● WRITTEN INSTRUCTION: Copy each line that contains the word "SKEW".
/---
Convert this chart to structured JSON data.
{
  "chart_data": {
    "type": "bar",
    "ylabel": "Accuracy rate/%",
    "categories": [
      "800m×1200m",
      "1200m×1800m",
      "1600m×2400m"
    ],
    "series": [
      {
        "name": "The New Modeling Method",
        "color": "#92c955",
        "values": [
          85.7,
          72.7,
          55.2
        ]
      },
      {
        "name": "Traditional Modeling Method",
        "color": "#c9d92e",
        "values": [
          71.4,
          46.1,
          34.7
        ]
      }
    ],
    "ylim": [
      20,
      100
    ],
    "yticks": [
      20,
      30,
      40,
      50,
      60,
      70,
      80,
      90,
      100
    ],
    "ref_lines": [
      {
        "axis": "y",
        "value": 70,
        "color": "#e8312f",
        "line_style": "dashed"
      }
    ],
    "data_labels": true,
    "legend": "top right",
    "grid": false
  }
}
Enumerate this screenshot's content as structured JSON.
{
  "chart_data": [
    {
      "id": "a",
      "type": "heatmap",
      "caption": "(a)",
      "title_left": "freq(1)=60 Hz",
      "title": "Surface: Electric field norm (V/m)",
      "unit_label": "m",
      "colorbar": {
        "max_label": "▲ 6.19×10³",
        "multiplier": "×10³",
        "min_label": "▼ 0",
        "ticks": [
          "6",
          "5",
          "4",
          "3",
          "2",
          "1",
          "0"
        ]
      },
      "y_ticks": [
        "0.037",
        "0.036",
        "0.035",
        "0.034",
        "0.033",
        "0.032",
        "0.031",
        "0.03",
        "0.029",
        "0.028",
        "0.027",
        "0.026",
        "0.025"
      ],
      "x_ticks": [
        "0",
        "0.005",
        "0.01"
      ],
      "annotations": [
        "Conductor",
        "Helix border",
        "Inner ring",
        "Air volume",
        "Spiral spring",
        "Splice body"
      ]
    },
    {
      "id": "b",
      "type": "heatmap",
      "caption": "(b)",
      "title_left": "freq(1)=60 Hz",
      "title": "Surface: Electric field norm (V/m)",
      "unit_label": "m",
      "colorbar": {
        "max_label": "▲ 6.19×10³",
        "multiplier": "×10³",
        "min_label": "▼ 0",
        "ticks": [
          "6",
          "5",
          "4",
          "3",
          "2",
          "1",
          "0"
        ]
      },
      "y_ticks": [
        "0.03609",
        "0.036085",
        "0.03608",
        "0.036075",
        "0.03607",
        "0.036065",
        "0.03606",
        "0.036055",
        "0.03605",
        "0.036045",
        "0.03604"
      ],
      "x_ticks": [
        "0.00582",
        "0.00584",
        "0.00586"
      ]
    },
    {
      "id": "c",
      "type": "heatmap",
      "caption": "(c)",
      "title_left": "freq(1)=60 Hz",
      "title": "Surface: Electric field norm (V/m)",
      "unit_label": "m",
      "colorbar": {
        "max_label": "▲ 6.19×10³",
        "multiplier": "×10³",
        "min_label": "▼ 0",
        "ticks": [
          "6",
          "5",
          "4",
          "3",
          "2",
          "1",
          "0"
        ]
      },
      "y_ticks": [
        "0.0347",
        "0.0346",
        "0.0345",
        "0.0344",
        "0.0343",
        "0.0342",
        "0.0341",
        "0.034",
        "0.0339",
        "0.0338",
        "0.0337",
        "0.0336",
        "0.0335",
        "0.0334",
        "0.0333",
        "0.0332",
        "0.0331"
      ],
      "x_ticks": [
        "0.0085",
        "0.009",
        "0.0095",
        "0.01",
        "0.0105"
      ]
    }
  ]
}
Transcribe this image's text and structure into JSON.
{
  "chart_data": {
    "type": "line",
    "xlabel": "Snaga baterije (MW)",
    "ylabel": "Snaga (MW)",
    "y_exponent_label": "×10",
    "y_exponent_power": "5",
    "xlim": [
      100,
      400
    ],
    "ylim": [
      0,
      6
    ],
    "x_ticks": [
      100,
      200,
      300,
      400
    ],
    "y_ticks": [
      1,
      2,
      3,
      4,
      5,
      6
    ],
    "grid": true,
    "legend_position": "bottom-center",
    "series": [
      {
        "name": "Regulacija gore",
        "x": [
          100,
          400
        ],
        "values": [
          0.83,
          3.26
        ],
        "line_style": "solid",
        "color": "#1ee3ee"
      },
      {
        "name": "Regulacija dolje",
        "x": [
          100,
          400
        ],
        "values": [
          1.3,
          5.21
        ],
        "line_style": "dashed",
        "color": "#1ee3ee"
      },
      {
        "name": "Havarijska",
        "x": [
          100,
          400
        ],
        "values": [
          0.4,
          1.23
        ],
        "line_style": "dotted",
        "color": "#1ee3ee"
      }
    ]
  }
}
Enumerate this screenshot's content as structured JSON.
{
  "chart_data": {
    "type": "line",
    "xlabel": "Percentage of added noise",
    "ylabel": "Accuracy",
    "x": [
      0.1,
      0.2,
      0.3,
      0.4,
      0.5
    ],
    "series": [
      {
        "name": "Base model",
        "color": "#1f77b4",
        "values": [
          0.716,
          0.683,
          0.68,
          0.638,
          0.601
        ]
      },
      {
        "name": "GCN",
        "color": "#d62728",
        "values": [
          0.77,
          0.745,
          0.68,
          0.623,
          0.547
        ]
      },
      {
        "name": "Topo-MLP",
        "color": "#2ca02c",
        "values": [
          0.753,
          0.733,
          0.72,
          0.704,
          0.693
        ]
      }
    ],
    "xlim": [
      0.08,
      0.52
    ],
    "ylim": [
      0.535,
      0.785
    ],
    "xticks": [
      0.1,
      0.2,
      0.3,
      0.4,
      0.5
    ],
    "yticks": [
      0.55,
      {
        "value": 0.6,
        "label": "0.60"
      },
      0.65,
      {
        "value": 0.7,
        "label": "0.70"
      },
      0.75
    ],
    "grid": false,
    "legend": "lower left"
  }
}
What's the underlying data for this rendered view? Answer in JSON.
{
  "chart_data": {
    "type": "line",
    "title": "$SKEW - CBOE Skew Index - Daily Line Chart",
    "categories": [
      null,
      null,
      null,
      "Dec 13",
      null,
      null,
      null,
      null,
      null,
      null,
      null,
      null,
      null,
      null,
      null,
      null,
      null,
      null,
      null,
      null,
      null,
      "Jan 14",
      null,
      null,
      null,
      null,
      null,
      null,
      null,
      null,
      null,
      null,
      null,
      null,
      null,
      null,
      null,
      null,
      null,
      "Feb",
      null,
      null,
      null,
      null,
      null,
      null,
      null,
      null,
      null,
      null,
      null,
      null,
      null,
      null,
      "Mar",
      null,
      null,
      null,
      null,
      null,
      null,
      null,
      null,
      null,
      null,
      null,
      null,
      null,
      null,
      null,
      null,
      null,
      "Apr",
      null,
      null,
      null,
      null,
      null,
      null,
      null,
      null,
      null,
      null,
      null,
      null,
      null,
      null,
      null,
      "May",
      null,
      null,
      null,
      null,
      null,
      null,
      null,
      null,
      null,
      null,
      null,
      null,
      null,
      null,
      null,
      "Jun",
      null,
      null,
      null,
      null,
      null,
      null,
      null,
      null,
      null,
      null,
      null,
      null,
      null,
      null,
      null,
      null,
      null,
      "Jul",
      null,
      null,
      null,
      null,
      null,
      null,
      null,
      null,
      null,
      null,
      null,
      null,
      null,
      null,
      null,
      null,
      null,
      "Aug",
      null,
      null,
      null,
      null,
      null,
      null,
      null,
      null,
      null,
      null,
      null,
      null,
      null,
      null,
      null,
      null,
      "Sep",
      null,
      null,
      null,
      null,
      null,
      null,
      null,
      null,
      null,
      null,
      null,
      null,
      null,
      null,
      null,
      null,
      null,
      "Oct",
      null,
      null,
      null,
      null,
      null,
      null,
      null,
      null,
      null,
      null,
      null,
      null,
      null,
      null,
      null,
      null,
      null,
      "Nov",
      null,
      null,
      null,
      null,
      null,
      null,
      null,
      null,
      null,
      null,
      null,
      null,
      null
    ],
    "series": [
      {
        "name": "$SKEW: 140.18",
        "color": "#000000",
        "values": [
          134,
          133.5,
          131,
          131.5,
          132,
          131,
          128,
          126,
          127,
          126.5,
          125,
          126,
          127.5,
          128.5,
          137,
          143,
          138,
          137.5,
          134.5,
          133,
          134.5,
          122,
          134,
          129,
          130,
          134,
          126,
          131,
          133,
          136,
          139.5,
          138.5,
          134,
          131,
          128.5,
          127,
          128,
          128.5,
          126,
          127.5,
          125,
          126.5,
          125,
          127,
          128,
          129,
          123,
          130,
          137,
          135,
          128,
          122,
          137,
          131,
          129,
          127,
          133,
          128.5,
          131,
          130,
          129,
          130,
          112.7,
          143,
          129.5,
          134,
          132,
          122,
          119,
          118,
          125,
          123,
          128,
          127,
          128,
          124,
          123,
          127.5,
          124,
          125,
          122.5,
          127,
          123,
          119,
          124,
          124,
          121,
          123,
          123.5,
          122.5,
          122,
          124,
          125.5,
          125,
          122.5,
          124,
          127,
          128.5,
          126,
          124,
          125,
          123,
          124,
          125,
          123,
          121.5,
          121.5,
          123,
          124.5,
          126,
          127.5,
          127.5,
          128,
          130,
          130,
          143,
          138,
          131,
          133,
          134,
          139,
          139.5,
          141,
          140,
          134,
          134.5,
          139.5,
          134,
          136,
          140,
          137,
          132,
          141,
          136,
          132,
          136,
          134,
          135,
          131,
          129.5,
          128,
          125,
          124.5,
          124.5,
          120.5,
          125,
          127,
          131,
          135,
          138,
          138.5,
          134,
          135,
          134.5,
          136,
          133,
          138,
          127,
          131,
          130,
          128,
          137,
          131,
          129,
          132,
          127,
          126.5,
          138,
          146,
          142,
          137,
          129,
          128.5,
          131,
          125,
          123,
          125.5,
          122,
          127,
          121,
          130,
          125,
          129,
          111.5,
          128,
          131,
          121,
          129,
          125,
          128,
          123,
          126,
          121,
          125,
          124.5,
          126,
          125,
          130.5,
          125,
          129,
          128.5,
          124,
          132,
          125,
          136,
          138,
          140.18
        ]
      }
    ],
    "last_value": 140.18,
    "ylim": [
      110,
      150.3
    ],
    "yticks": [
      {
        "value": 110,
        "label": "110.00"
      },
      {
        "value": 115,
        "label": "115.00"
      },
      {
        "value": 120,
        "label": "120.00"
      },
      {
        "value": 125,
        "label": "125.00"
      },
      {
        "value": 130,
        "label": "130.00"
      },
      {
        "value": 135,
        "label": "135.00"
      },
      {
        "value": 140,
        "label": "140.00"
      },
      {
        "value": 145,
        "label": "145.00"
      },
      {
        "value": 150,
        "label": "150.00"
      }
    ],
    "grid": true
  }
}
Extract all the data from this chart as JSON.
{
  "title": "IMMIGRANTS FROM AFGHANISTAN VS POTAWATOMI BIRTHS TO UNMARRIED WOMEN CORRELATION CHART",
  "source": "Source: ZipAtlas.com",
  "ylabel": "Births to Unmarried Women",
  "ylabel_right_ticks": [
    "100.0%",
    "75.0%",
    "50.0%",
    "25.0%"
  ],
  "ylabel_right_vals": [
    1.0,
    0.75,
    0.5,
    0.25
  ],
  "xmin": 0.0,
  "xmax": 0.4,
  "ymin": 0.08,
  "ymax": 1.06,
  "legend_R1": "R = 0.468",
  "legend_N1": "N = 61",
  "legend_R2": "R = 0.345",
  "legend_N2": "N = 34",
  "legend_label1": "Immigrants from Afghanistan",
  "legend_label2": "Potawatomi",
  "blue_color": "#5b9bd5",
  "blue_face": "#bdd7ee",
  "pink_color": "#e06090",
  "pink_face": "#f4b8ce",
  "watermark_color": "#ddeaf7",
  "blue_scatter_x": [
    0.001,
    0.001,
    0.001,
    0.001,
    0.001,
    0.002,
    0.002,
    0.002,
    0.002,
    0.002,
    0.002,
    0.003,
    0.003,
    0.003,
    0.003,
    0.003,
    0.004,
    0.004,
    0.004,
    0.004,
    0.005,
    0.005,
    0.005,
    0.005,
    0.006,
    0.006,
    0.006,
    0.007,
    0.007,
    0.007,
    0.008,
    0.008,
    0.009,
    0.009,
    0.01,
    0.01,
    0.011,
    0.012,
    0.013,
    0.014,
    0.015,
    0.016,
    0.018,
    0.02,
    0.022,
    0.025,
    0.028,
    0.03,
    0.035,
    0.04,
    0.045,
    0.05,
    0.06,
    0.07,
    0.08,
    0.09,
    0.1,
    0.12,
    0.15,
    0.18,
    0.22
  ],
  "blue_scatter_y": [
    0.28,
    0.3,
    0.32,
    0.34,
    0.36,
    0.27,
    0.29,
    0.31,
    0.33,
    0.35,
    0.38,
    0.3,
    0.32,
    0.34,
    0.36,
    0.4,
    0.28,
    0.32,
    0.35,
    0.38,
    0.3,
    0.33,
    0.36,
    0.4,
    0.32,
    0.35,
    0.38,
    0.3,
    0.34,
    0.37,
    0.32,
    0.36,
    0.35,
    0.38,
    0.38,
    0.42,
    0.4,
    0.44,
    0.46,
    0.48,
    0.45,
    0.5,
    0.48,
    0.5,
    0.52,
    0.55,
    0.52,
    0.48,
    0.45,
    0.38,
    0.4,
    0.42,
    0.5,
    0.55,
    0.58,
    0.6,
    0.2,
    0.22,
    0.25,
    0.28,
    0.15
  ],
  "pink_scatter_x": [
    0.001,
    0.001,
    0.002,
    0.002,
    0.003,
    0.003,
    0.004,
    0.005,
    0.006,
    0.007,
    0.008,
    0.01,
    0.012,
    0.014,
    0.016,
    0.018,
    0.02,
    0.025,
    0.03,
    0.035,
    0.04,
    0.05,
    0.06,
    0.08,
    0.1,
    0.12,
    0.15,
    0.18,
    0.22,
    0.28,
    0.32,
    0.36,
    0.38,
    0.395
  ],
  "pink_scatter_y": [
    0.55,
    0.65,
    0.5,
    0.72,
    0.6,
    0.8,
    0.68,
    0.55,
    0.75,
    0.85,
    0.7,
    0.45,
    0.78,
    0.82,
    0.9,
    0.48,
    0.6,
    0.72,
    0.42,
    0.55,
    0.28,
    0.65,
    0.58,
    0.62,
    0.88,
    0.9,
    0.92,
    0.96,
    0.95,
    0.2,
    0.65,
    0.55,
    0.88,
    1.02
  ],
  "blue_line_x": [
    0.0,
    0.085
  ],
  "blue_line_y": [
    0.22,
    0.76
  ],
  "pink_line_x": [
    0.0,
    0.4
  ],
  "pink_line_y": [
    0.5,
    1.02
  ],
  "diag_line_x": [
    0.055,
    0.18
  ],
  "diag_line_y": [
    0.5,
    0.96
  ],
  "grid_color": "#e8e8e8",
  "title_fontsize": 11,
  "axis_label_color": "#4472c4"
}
\---
● FINISHED TASK:
    "title": "$SKEW - CBOE Skew Index - Daily Line Chart",
        "name": "$SKEW: 140.18",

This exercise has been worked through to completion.